__EXERCISE GOAL__
Say how many lines hold the string "Seguridad", and nothing more.

Saved entries:
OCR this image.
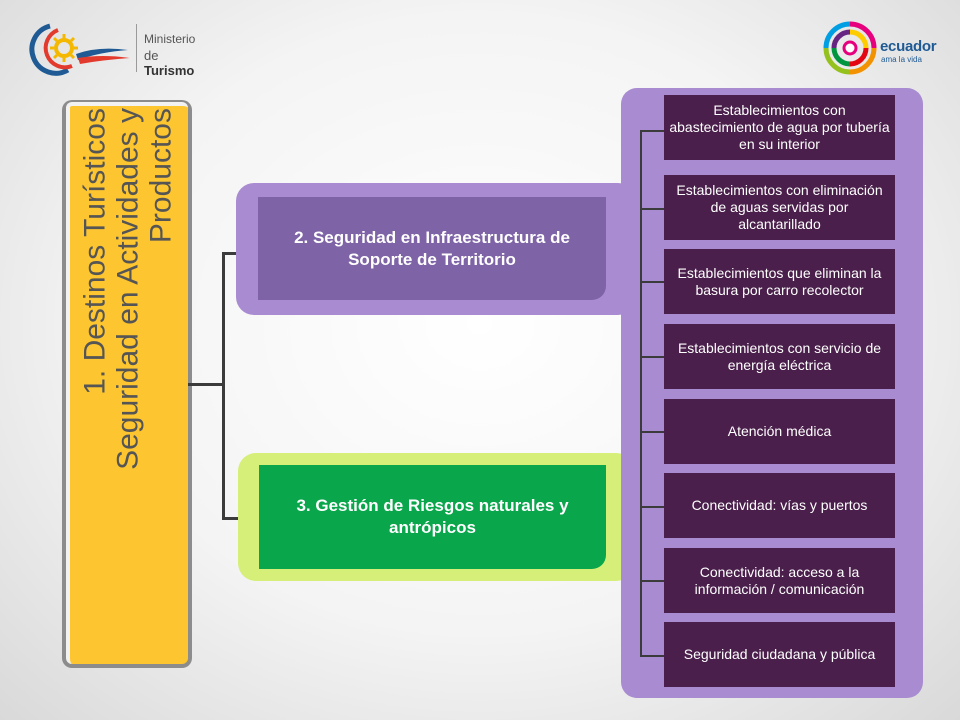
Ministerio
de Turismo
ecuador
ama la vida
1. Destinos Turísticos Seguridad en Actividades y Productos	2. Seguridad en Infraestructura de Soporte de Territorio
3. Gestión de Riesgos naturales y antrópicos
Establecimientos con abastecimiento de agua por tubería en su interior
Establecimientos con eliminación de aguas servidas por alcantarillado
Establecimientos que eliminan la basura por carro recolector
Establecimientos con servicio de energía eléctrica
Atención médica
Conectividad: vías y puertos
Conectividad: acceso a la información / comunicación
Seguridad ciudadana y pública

__THE COMPLETED TASK__
2